Collected data entries
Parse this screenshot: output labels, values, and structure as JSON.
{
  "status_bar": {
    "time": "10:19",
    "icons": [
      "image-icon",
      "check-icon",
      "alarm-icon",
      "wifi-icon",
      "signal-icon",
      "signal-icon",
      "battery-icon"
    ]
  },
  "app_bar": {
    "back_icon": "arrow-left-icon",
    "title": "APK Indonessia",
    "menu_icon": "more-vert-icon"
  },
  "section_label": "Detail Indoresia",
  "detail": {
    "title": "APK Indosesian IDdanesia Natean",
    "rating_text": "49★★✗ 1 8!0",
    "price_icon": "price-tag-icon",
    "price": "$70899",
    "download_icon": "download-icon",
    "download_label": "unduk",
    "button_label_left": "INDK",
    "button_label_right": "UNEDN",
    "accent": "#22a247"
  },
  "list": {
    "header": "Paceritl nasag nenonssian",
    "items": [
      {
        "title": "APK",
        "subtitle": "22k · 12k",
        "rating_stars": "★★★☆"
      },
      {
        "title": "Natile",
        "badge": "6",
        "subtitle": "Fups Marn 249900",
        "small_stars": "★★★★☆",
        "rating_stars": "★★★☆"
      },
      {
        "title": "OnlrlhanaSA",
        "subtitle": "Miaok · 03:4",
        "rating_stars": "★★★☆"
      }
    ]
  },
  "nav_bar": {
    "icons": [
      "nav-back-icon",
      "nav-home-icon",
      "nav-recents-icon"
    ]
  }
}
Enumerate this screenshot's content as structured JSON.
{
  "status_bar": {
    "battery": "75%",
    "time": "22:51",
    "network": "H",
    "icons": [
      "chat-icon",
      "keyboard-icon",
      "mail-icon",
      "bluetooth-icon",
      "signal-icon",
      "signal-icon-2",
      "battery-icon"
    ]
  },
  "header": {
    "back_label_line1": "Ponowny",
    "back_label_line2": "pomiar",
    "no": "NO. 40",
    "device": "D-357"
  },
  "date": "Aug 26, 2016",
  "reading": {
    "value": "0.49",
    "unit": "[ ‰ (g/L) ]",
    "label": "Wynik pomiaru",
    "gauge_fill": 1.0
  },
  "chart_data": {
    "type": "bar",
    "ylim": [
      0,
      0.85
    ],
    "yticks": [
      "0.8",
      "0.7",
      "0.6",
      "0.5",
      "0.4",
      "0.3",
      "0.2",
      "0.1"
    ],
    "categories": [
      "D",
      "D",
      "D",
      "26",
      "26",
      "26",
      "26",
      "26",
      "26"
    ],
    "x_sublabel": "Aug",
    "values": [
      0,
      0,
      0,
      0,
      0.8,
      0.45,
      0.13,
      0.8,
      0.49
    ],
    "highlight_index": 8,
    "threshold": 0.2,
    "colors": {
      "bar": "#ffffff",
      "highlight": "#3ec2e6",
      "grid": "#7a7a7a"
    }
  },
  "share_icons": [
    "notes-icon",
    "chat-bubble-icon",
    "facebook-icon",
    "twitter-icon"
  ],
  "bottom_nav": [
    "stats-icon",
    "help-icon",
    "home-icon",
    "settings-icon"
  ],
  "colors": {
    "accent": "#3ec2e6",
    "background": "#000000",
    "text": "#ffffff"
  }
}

## TO BE DONE
Output each record precisely as given.

## SOLUTION FOR THIS TASK
Parse this screenshot: output labels, values, and structure as JSON.
{
  "status_bar": {
    "time": "10:19",
    "icons": [
      "image-icon",
      "check-icon",
      "alarm-icon",
      "wifi-icon",
      "signal-icon",
      "signal-icon",
      "battery-icon"
    ]
  },
  "app_bar": {
    "back_icon": "arrow-left-icon",
    "title": "APK Indonessia",
    "menu_icon": "more-vert-icon"
  },
  "section_label": "Detail Indoresia",
  "detail": {
    "title": "APK Indosesian IDdanesia Natean",
    "rating_text": "49★★✗ 1 8!0",
    "price_icon": "price-tag-icon",
    "price": "$70899",
    "download_icon": "download-icon",
    "download_label": "unduk",
    "button_label_left": "INDK",
    "button_label_right": "UNEDN",
    "accent": "#22a247"
  },
  "list": {
    "header": "Paceritl nasag nenonssian",
    "items": [
      {
        "title": "APK",
        "subtitle": "22k · 12k",
        "rating_stars": "★★★☆"
      },
      {
        "title": "Natile",
        "badge": "6",
        "subtitle": "Fups Marn 249900",
        "small_stars": "★★★★☆",
        "rating_stars": "★★★☆"
      },
      {
        "title": "OnlrlhanaSA",
        "subtitle": "Miaok · 03:4",
        "rating_stars": "★★★☆"
      }
    ]
  },
  "nav_bar": {
    "icons": [
      "nav-back-icon",
      "nav-home-icon",
      "nav-recents-icon"
    ]
  }
}
Enumerate this screenshot's content as structured JSON.
{
  "status_bar": {
    "battery": "75%",
    "time": "22:51",
    "network": "H",
    "icons": [
      "chat-icon",
      "keyboard-icon",
      "mail-icon",
      "bluetooth-icon",
      "signal-icon",
      "signal-icon-2",
      "battery-icon"
    ]
  },
  "header": {
    "back_label_line1": "Ponowny",
    "back_label_line2": "pomiar",
    "no": "NO. 40",
    "device": "D-357"
  },
  "date": "Aug 26, 2016",
  "reading": {
    "value": "0.49",
    "unit": "[ ‰ (g/L) ]",
    "label": "Wynik pomiaru",
    "gauge_fill": 1.0
  },
  "chart_data": {
    "type": "bar",
    "ylim": [
      0,
      0.85
    ],
    "yticks": [
      "0.8",
      "0.7",
      "0.6",
      "0.5",
      "0.4",
      "0.3",
      "0.2",
      "0.1"
    ],
    "categories": [
      "D",
      "D",
      "D",
      "26",
      "26",
      "26",
      "26",
      "26",
      "26"
    ],
    "x_sublabel": "Aug",
    "values": [
      0,
      0,
      0,
      0,
      0.8,
      0.45,
      0.13,
      0.8,
      0.49
    ],
    "highlight_index": 8,
    "threshold": 0.2,
    "colors": {
      "bar": "#ffffff",
      "highlight": "#3ec2e6",
      "grid": "#7a7a7a"
    }
  },
  "share_icons": [
    "notes-icon",
    "chat-bubble-icon",
    "facebook-icon",
    "twitter-icon"
  ],
  "bottom_nav": [
    "stats-icon",
    "help-icon",
    "home-icon",
    "settings-icon"
  ],
  "colors": {
    "accent": "#3ec2e6",
    "background": "#000000",
    "text": "#ffffff"
  }
}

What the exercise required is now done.